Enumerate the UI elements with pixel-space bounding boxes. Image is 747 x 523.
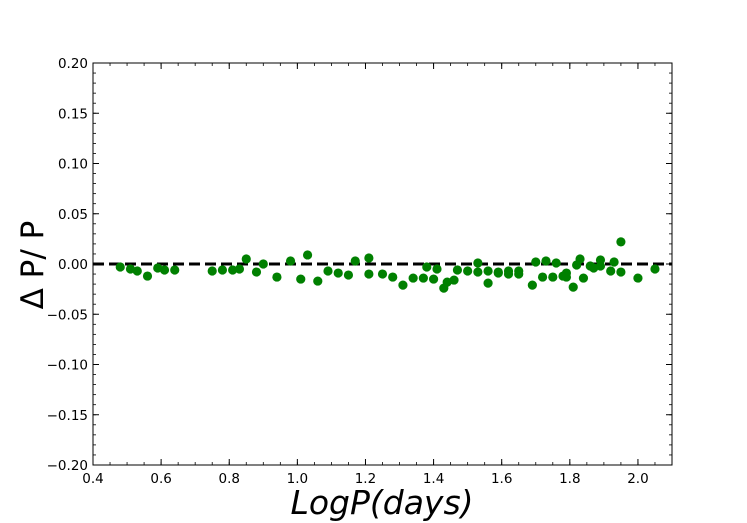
x-tick-label: 0.8: [218, 471, 239, 487]
data-point: [364, 269, 374, 279]
data-point: [388, 272, 398, 282]
data-point: [514, 269, 524, 279]
x-tick-label: 1.0: [287, 471, 308, 487]
data-point: [503, 269, 514, 279]
data-point: [531, 257, 541, 267]
data-point: [217, 265, 228, 275]
data-point: [207, 266, 217, 276]
data-point: [251, 267, 262, 277]
data-point: [350, 256, 360, 266]
data-point: [541, 256, 551, 266]
x-tick-label: 1.4: [423, 471, 444, 487]
data-point: [272, 272, 282, 282]
data-point: [473, 258, 483, 268]
data-point: [132, 266, 142, 276]
y-tick-label: −0.10: [47, 358, 88, 374]
data-point: [285, 256, 296, 266]
data-point: [483, 266, 493, 276]
y-tick-labels: 0.20 0.15 0.10 0.05 0.00 −0.05 −0.10 −0.15 −0.20: [47, 56, 88, 474]
x-tick-label: 1.2: [355, 471, 376, 487]
y-tick-label: −0.15: [47, 408, 88, 424]
data-point: [313, 276, 323, 286]
data-point: [234, 264, 245, 274]
data-point: [115, 262, 125, 272]
y-tick-label: 0.15: [58, 106, 88, 122]
y-tick-label: 0.10: [58, 157, 88, 173]
data-point: [296, 274, 306, 284]
data-points: [115, 237, 660, 293]
data-point: [422, 262, 432, 272]
data-point: [463, 266, 473, 276]
data-point: [473, 267, 483, 277]
data-point: [578, 273, 589, 283]
y-tick-label: 0.05: [58, 207, 88, 223]
x-tick-label: 1.6: [491, 471, 512, 487]
y-tick-label: 0.20: [58, 56, 88, 72]
data-point: [575, 254, 585, 264]
data-point: [551, 258, 561, 268]
data-point: [595, 255, 606, 265]
data-point: [228, 265, 238, 275]
data-point: [633, 273, 643, 283]
data-point: [483, 278, 493, 288]
x-tick-label: 1.8: [559, 471, 580, 487]
x-axis-label: LogP(days): [290, 483, 473, 522]
y-tick-label: 0.00: [58, 257, 88, 273]
data-point: [493, 267, 503, 277]
data-point: [537, 272, 548, 282]
major-ticks: [92, 62, 672, 466]
y-tick-label: −0.20: [47, 458, 88, 474]
data-point: [527, 280, 537, 290]
data-point: [398, 280, 408, 290]
x-tick-label: 0.6: [150, 471, 171, 487]
data-point: [364, 253, 374, 263]
data-point: [561, 268, 572, 278]
data-point: [159, 265, 170, 275]
data-point: [418, 273, 428, 283]
data-point: [548, 272, 558, 282]
data-point: [606, 266, 616, 276]
data-point: [302, 250, 313, 260]
x-tick-label: 2.0: [627, 471, 648, 487]
data-point: [377, 269, 388, 279]
data-point: [428, 274, 439, 284]
data-point: [568, 282, 578, 292]
y-axis-label: Δ P/ P: [15, 221, 51, 310]
data-point: [170, 265, 180, 275]
data-point: [616, 237, 626, 247]
data-point: [258, 259, 268, 269]
data-point: [241, 254, 251, 264]
x-tick-label: 0.4: [82, 471, 103, 487]
data-point: [449, 275, 459, 285]
data-point: [333, 268, 343, 278]
x-tick-labels: 0.4 0.6 0.8 1.0 1.2 1.4 1.6 1.8 2.0: [82, 471, 648, 487]
plot-frame: [92, 62, 673, 466]
data-point: [432, 264, 442, 274]
data-point: [452, 265, 463, 275]
data-point: [323, 266, 333, 276]
data-point: [650, 264, 660, 274]
data-point: [408, 273, 418, 283]
data-point: [343, 270, 354, 280]
data-point: [142, 271, 153, 281]
data-point: [616, 267, 626, 277]
data-point: [609, 257, 619, 267]
y-tick-label: −0.05: [47, 307, 88, 323]
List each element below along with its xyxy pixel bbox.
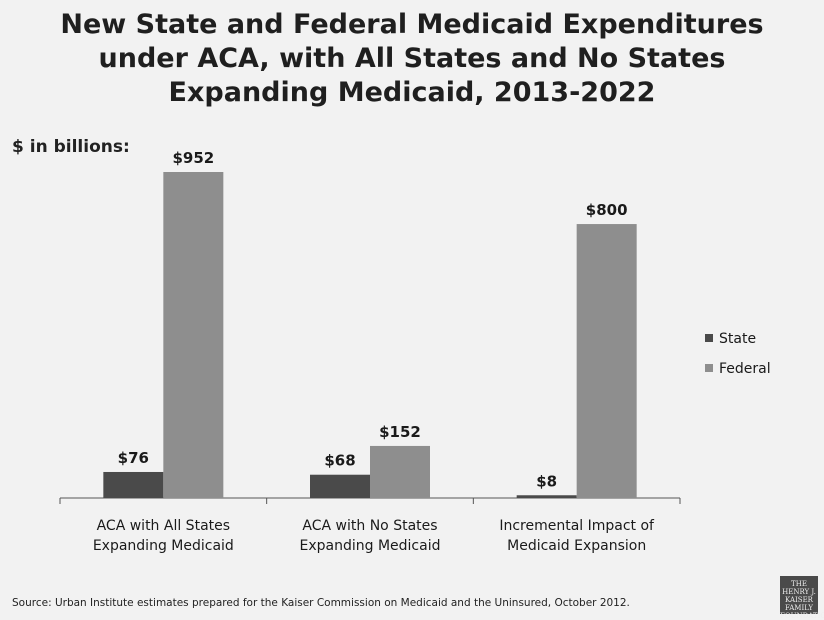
source-note: Source: Urban Institute estimates prepar…: [12, 597, 630, 609]
category-label: ACA with All States: [97, 518, 230, 534]
logo-line-1: THE HENRY J.: [782, 580, 816, 596]
title-line-2: under ACA, with All States and No States: [98, 43, 726, 74]
category-label: Expanding Medicaid: [93, 538, 234, 554]
data-label-federal: $800: [586, 201, 628, 219]
title-line-3: Expanding Medicaid, 2013-2022: [168, 77, 656, 108]
bar-federal: [370, 445, 430, 498]
bar-federal: [163, 172, 224, 498]
chart-title: New State and Federal Medicaid Expenditu…: [0, 8, 824, 110]
legend-label-state: State: [719, 331, 756, 347]
unit-label: $ in billions:: [12, 137, 130, 157]
kaiser-logo: THE HENRY J. KAISER FAMILY FOUNDATION: [780, 576, 824, 620]
data-label-state: $8: [536, 472, 557, 490]
legend-label-federal: Federal: [719, 361, 771, 377]
bar-state: [516, 495, 577, 498]
data-label-state: $68: [324, 452, 355, 470]
legend-swatch-state: [705, 334, 713, 342]
data-label-state: $76: [118, 449, 149, 467]
category-label: ACA with No States: [302, 518, 437, 534]
bar-federal: [576, 224, 637, 498]
bar-state: [310, 474, 370, 498]
data-label-federal: $952: [172, 149, 214, 167]
logo-line-2: KAISER: [785, 596, 813, 604]
logo-line-4: FOUNDATION: [780, 612, 824, 620]
data-label-federal: $152: [379, 423, 421, 441]
category-label: Incremental Impact of: [499, 518, 655, 534]
legend-swatch-federal: [705, 364, 713, 372]
category-label: Medicaid Expansion: [507, 538, 646, 554]
bar-state: [103, 471, 164, 498]
title-line-1: New State and Federal Medicaid Expenditu…: [60, 9, 764, 40]
category-label: Expanding Medicaid: [300, 538, 441, 554]
logo-line-3: FAMILY: [784, 604, 814, 612]
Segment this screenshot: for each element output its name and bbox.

=== DIRECTIONS FOR THIS TASK ===
Copy the entries starting at the line that contains "source-note: Source: Urban" and ending at the last of the entries, swapping "category-label" for "group-label" and leaving everything else unchanged.

=== WRITTEN RESPONSE ===
source-note: Source: Urban Institute estimates prepar…: [12, 597, 630, 609]
group-label: ACA with All States: [97, 518, 230, 534]
logo-line-1: THE HENRY J.: [782, 580, 816, 596]
title-line-2: under ACA, with All States and No States: [98, 43, 726, 74]
group-label: Expanding Medicaid: [93, 538, 234, 554]
data-label-federal: $800: [586, 201, 628, 219]
title-line-3: Expanding Medicaid, 2013-2022: [168, 77, 656, 108]
bar-federal: [370, 445, 430, 498]
bar-federal: [163, 172, 224, 498]
chart-title: New State and Federal Medicaid Expenditu…: [0, 8, 824, 110]
legend-label-state: State: [719, 331, 756, 347]
unit-label: $ in billions:: [12, 137, 130, 157]
kaiser-logo: THE HENRY J. KAISER FAMILY FOUNDATION: [780, 576, 824, 620]
data-label-state: $8: [536, 472, 557, 490]
legend-label-federal: Federal: [719, 361, 771, 377]
bar-state: [516, 495, 577, 498]
data-label-state: $68: [324, 452, 355, 470]
legend-swatch-state: [705, 334, 713, 342]
data-label-state: $76: [118, 449, 149, 467]
group-label: ACA with No States: [302, 518, 437, 534]
bar-federal: [576, 224, 637, 498]
bar-state: [310, 474, 370, 498]
data-label-federal: $952: [172, 149, 214, 167]
logo-line-2: KAISER: [785, 596, 813, 604]
logo-line-4: FOUNDATION: [780, 612, 824, 620]
data-label-federal: $152: [379, 423, 421, 441]
group-label: Incremental Impact of: [499, 518, 655, 534]
legend-swatch-federal: [705, 364, 713, 372]
group-label: Medicaid Expansion: [507, 538, 646, 554]
bar-state: [103, 471, 164, 498]
title-line-1: New State and Federal Medicaid Expenditu…: [60, 9, 764, 40]
group-label: Expanding Medicaid: [300, 538, 441, 554]
logo-line-3: FAMILY: [784, 604, 814, 612]
Segment this screenshot: for each element output its name and bbox.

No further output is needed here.